### The exercise
Your copy of the material must match it exactly, except that pictures are dropped.

[Data records]
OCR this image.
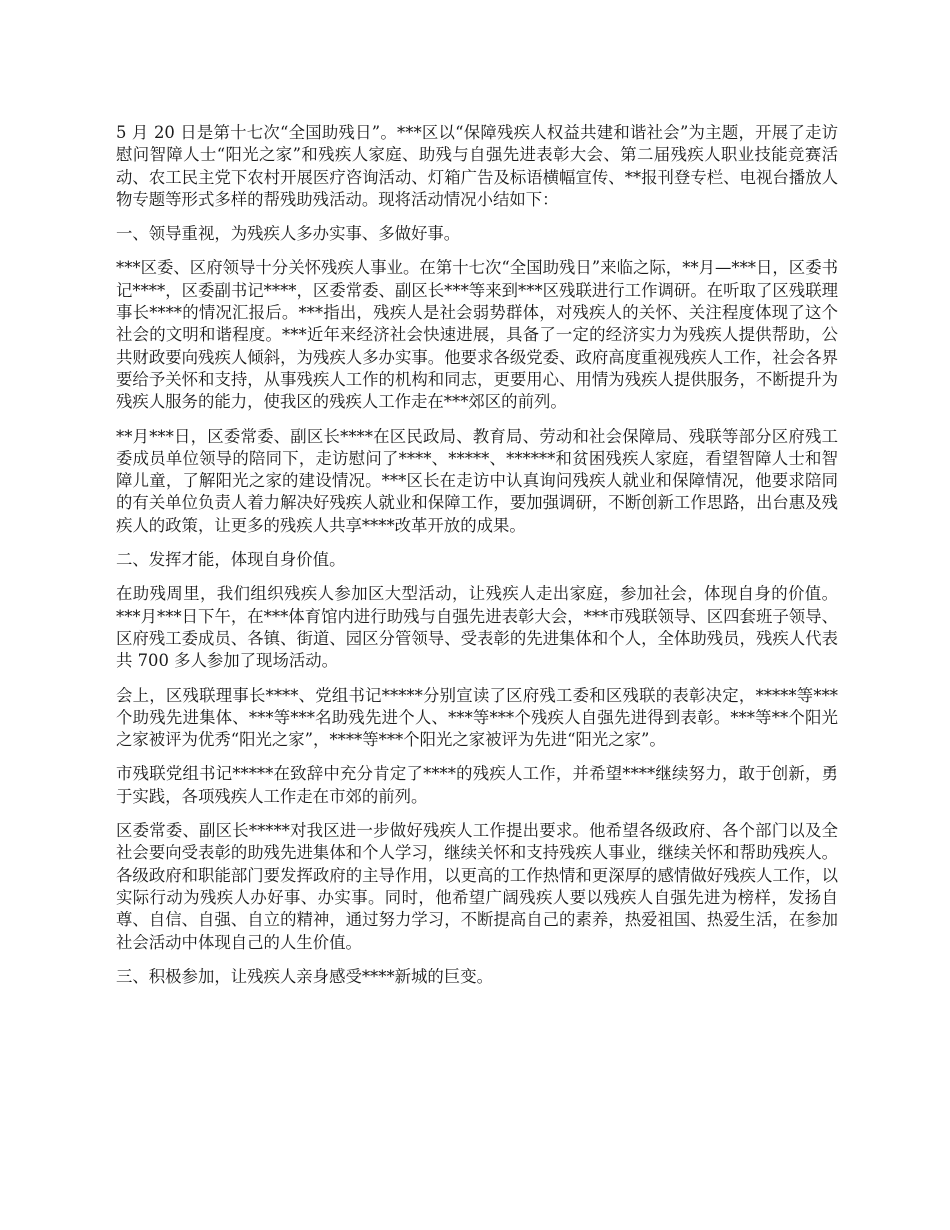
5 月 20 日是第十七次“全国助残日”。***区以“保障残疾人权益共建和谐社会”为主题，开展了走访慰问智障人士“阳光之家”和残疾人家庭、助残与自强先进表彰大会、第二届残疾人职业技能竞赛活动、农工民主党下农村开展医疗咨询活动、灯箱广告及标语横幅宣传、**报刊登专栏、电视台播放人物专题等形式多样的帮残助残活动。现将活动情况小结如下：

一、领导重视，为残疾人多办实事、多做好事。

***区委、区府领导十分关怀残疾人事业。在第十七次“全国助残日”来临之际，**月—***日，区委书记****，区委副书记****，区委常委、副区长***等来到***区残联进行工作调研。在听取了区残联理事长****的情况汇报后。***指出，残疾人是社会弱势群体，对残疾人的关怀、关注程度体现了这个社会的文明和谐程度。***近年来经济社会快速进展，具备了一定的经济实力为残疾人提供帮助，公共财政要向残疾人倾斜，为残疾人多办实事。他要求各级党委、政府高度重视残疾人工作，社会各界要给予关怀和支持，从事残疾人工作的机构和同志，更要用心、用情为残疾人提供服务，不断提升为残疾人服务的能力，使我区的残疾人工作走在***郊区的前列。

**月***日，区委常委、副区长****在区民政局、教育局、劳动和社会保障局、残联等部分区府残工委成员单位领导的陪同下，走访慰问了****、*****、******和贫困残疾人家庭，看望智障人士和智障儿童，了解阳光之家的建设情况。***区长在走访中认真询问残疾人就业和保障情况，他要求陪同的有关单位负责人着力解决好残疾人就业和保障工作，要加强调研，不断创新工作思路，出台惠及残疾人的政策，让更多的残疾人共享****改革开放的成果。

二、发挥才能，体现自身价值。

在助残周里，我们组织残疾人参加区大型活动，让残疾人走出家庭，参加社会，体现自身的价值。***月***日下午，在***体育馆内进行助残与自强先进表彰大会，***市残联领导、区四套班子领导、区府残工委成员、各镇、街道、园区分管领导、受表彰的先进集体和个人，全体助残员，残疾人代表共 700 多人参加了现场活动。

会上，区残联理事长****、党组书记*****分别宣读了区府残工委和区残联的表彰决定，*****等***个助残先进集体、***等***名助残先进个人、***等***个残疾人自强先进得到表彰。***等**个阳光之家被评为优秀“阳光之家”，****等***个阳光之家被评为先进“阳光之家”。

市残联党组书记*****在致辞中充分肯定了****的残疾人工作，并希望****继续努力，敢于创新，勇于实践，各项残疾人工作走在市郊的前列。

区委常委、副区长*****对我区进一步做好残疾人工作提出要求。他希望各级政府、各个部门以及全社会要向受表彰的助残先进集体和个人学习，继续关怀和支持残疾人事业，继续关怀和帮助残疾人。各级政府和职能部门要发挥政府的主导作用，以更高的工作热情和更深厚的感情做好残疾人工作，以实际行动为残疾人办好事、办实事。同时，他希望广阔残疾人要以残疾人自强先进为榜样，发扬自尊、自信、自强、自立的精神，通过努力学习，不断提高自己的素养，热爱祖国、热爱生活，在参加社会活动中体现自己的人生价值。

三、积极参加，让残疾人亲身感受****新城的巨变。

### Finished answer
OCR this image.
5 月 20 日是第十七次“全国助残日”。***区以“保障残疾人权益共建和谐社会”为主题，开展了走访慰问智障人士“阳光之家”和残疾人家庭、助残与自强先进表彰大会、第二届残疾人职业技能竞赛活动、农工民主党下农村开展医疗咨询活动、灯箱广告及标语横幅宣传、**报刊登专栏、电视台播放人物专题等形式多样的帮残助残活动。现将活动情况小结如下：

一、领导重视，为残疾人多办实事、多做好事。

***区委、区府领导十分关怀残疾人事业。在第十七次“全国助残日”来临之际，**月—***日，区委书记****，区委副书记****，区委常委、副区长***等来到***区残联进行工作调研。在听取了区残联理事长****的情况汇报后。***指出，残疾人是社会弱势群体，对残疾人的关怀、关注程度体现了这个社会的文明和谐程度。***近年来经济社会快速进展，具备了一定的经济实力为残疾人提供帮助，公共财政要向残疾人倾斜，为残疾人多办实事。他要求各级党委、政府高度重视残疾人工作，社会各界要给予关怀和支持，从事残疾人工作的机构和同志，更要用心、用情为残疾人提供服务，不断提升为残疾人服务的能力，使我区的残疾人工作走在***郊区的前列。

**月***日，区委常委、副区长****在区民政局、教育局、劳动和社会保障局、残联等部分区府残工委成员单位领导的陪同下，走访慰问了****、*****、******和贫困残疾人家庭，看望智障人士和智障儿童，了解阳光之家的建设情况。***区长在走访中认真询问残疾人就业和保障情况，他要求陪同的有关单位负责人着力解决好残疾人就业和保障工作，要加强调研，不断创新工作思路，出台惠及残疾人的政策，让更多的残疾人共享****改革开放的成果。

二、发挥才能，体现自身价值。

在助残周里，我们组织残疾人参加区大型活动，让残疾人走出家庭，参加社会，体现自身的价值。***月***日下午，在***体育馆内进行助残与自强先进表彰大会，***市残联领导、区四套班子领导、区府残工委成员、各镇、街道、园区分管领导、受表彰的先进集体和个人，全体助残员，残疾人代表共 700 多人参加了现场活动。

会上，区残联理事长****、党组书记*****分别宣读了区府残工委和区残联的表彰决定，*****等***个助残先进集体、***等***名助残先进个人、***等***个残疾人自强先进得到表彰。***等**个阳光之家被评为优秀“阳光之家”，****等***个阳光之家被评为先进“阳光之家”。

市残联党组书记*****在致辞中充分肯定了****的残疾人工作，并希望****继续努力，敢于创新，勇于实践，各项残疾人工作走在市郊的前列。

区委常委、副区长*****对我区进一步做好残疾人工作提出要求。他希望各级政府、各个部门以及全社会要向受表彰的助残先进集体和个人学习，继续关怀和支持残疾人事业，继续关怀和帮助残疾人。各级政府和职能部门要发挥政府的主导作用，以更高的工作热情和更深厚的感情做好残疾人工作，以实际行动为残疾人办好事、办实事。同时，他希望广阔残疾人要以残疾人自强先进为榜样，发扬自尊、自信、自强、自立的精神，通过努力学习，不断提高自己的素养，热爱祖国、热爱生活，在参加社会活动中体现自己的人生价值。

三、积极参加，让残疾人亲身感受****新城的巨变。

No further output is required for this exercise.